Stored entries:
----------

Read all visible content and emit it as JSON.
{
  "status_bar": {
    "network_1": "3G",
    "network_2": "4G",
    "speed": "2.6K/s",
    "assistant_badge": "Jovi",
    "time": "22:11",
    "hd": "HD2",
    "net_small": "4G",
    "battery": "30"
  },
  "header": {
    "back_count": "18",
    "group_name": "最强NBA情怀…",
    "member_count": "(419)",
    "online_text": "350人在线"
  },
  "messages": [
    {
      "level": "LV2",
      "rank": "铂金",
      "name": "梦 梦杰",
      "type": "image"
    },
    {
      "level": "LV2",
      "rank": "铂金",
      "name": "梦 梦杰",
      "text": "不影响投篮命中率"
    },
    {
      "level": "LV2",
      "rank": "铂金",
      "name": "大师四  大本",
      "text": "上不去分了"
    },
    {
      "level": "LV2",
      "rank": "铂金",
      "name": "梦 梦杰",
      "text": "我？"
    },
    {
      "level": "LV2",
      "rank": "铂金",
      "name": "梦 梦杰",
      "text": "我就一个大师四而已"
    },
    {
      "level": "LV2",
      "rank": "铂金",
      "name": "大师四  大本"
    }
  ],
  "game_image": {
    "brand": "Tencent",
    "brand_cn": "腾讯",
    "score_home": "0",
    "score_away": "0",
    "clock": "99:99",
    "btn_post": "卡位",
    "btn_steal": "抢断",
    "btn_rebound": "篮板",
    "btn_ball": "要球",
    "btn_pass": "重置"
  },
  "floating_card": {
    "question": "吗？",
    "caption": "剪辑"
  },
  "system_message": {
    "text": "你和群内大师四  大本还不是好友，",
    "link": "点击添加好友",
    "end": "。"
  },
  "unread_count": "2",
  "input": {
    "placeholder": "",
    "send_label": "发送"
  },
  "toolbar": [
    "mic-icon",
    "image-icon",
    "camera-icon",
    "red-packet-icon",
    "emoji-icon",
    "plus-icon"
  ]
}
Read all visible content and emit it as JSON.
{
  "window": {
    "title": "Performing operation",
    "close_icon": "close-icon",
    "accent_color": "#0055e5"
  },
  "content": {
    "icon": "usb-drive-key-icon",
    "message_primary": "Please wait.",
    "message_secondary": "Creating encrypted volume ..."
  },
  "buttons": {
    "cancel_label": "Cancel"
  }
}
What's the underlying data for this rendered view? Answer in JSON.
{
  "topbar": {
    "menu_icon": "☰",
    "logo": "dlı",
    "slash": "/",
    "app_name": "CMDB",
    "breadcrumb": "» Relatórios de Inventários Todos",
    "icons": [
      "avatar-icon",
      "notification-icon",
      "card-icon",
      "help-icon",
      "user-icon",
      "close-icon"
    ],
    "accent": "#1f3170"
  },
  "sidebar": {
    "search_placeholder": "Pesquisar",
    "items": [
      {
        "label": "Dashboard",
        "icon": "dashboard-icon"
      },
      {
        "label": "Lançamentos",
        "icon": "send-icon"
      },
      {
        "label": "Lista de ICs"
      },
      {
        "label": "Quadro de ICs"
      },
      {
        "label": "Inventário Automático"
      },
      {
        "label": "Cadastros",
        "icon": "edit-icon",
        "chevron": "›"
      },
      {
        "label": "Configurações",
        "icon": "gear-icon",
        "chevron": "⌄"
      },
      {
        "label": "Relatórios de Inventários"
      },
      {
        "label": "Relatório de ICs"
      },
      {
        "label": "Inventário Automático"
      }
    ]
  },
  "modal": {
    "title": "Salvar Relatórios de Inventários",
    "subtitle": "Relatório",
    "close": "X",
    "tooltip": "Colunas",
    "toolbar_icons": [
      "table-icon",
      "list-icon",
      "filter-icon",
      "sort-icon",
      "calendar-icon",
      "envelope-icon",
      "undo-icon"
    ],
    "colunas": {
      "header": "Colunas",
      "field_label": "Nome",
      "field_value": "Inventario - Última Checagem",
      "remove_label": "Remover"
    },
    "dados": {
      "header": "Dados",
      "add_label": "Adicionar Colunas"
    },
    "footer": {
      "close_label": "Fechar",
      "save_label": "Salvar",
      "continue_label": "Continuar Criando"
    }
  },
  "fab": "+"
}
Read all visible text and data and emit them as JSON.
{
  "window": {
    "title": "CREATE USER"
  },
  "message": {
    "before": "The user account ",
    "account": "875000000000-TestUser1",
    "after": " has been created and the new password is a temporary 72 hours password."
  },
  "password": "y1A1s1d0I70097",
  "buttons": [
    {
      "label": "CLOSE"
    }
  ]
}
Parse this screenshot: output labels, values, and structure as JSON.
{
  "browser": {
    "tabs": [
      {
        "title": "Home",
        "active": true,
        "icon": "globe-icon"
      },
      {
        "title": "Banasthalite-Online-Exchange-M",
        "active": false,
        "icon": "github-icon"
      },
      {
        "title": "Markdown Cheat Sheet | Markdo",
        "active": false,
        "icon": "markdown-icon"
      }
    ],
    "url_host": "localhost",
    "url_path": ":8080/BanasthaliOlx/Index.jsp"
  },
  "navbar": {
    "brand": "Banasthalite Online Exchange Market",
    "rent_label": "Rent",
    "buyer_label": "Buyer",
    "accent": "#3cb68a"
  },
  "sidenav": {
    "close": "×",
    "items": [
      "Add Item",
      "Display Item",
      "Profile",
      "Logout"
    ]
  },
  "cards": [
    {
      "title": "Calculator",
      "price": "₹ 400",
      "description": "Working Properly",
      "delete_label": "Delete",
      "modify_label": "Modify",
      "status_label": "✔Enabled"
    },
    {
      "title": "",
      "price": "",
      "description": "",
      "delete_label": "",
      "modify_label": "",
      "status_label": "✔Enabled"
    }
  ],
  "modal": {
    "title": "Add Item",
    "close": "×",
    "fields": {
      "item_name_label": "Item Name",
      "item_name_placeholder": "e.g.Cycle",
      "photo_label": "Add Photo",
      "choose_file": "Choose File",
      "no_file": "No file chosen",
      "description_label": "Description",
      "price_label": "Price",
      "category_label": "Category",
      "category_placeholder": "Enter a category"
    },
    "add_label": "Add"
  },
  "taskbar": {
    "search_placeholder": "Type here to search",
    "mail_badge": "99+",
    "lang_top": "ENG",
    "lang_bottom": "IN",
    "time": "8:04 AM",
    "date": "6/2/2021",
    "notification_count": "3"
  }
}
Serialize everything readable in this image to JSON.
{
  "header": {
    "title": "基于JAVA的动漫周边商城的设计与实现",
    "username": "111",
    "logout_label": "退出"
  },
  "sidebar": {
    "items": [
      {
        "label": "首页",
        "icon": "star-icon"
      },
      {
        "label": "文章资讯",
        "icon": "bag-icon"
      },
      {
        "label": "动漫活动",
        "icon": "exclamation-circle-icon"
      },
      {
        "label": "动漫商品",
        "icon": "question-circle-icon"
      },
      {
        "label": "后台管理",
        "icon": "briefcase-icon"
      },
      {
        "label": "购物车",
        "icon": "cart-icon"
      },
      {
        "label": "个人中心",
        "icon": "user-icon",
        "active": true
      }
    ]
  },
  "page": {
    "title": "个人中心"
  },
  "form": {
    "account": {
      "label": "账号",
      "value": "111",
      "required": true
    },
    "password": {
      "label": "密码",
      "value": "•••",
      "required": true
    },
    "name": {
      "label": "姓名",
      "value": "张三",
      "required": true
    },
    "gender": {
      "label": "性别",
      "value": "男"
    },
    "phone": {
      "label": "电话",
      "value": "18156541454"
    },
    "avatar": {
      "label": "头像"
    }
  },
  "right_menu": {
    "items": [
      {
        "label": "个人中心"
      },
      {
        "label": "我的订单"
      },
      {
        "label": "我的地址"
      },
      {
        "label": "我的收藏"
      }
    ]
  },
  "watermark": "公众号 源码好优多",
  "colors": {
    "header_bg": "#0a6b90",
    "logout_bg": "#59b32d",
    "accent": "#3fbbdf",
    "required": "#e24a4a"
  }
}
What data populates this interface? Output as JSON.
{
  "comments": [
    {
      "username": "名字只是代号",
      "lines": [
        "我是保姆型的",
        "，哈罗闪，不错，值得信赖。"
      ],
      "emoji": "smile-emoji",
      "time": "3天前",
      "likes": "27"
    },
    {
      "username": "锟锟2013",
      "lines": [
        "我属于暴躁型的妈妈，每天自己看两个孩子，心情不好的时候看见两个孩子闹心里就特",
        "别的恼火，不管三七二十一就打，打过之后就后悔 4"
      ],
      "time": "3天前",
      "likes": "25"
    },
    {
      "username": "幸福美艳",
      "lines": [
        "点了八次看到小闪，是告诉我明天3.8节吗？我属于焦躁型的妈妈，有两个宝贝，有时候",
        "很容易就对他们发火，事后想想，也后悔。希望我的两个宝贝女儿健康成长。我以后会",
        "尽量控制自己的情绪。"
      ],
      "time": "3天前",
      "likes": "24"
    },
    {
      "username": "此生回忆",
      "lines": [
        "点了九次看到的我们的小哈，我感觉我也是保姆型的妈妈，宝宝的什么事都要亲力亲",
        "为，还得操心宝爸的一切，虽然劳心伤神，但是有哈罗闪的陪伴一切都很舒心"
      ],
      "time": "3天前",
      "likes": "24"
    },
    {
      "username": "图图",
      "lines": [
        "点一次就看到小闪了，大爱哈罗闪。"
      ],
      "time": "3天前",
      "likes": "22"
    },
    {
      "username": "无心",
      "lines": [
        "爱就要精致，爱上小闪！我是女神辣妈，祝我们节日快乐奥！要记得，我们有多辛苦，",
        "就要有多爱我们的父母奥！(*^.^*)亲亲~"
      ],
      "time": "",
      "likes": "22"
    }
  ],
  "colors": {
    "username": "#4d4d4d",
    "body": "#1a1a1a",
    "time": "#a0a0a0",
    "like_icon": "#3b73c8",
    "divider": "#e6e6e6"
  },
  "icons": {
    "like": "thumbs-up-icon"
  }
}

----------

Exercise prompt: List all lines above in which the string "What" appears.

Reply:
What's the underlying data for this rendered view? Answer in JSON.
What data populates this interface? Output as JSON.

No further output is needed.